[BEGIN Dataset records]

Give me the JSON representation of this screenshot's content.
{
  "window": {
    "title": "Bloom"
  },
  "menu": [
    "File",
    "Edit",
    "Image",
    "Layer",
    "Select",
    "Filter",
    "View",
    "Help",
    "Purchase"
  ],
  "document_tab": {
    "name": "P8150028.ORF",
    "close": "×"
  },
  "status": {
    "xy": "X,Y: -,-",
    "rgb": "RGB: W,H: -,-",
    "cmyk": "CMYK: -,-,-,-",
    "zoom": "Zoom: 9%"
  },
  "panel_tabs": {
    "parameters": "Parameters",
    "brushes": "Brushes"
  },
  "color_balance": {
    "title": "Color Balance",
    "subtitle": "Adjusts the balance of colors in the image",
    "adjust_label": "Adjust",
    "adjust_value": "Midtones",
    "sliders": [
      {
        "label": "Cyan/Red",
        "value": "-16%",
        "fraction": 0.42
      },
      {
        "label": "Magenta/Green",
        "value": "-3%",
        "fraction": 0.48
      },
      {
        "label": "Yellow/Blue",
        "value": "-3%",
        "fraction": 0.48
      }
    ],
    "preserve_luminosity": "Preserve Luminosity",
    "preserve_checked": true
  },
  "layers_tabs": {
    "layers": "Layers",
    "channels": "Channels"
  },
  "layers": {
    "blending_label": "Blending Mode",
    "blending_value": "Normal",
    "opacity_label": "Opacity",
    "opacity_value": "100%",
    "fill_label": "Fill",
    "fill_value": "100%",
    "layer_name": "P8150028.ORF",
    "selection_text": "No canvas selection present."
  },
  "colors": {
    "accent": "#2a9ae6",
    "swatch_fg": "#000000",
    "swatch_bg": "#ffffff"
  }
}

[END Dataset records]

**Task instructions**
Every entry in the listing must be retyped exactly.

**Response to the task**
Give me the JSON representation of this screenshot's content.
{
  "window": {
    "title": "Bloom"
  },
  "menu": [
    "File",
    "Edit",
    "Image",
    "Layer",
    "Select",
    "Filter",
    "View",
    "Help",
    "Purchase"
  ],
  "document_tab": {
    "name": "P8150028.ORF",
    "close": "×"
  },
  "status": {
    "xy": "X,Y: -,-",
    "rgb": "RGB: W,H: -,-",
    "cmyk": "CMYK: -,-,-,-",
    "zoom": "Zoom: 9%"
  },
  "panel_tabs": {
    "parameters": "Parameters",
    "brushes": "Brushes"
  },
  "color_balance": {
    "title": "Color Balance",
    "subtitle": "Adjusts the balance of colors in the image",
    "adjust_label": "Adjust",
    "adjust_value": "Midtones",
    "sliders": [
      {
        "label": "Cyan/Red",
        "value": "-16%",
        "fraction": 0.42
      },
      {
        "label": "Magenta/Green",
        "value": "-3%",
        "fraction": 0.48
      },
      {
        "label": "Yellow/Blue",
        "value": "-3%",
        "fraction": 0.48
      }
    ],
    "preserve_luminosity": "Preserve Luminosity",
    "preserve_checked": true
  },
  "layers_tabs": {
    "layers": "Layers",
    "channels": "Channels"
  },
  "layers": {
    "blending_label": "Blending Mode",
    "blending_value": "Normal",
    "opacity_label": "Opacity",
    "opacity_value": "100%",
    "fill_label": "Fill",
    "fill_value": "100%",
    "layer_name": "P8150028.ORF",
    "selection_text": "No canvas selection present."
  },
  "colors": {
    "accent": "#2a9ae6",
    "swatch_fg": "#000000",
    "swatch_bg": "#ffffff"
  }
}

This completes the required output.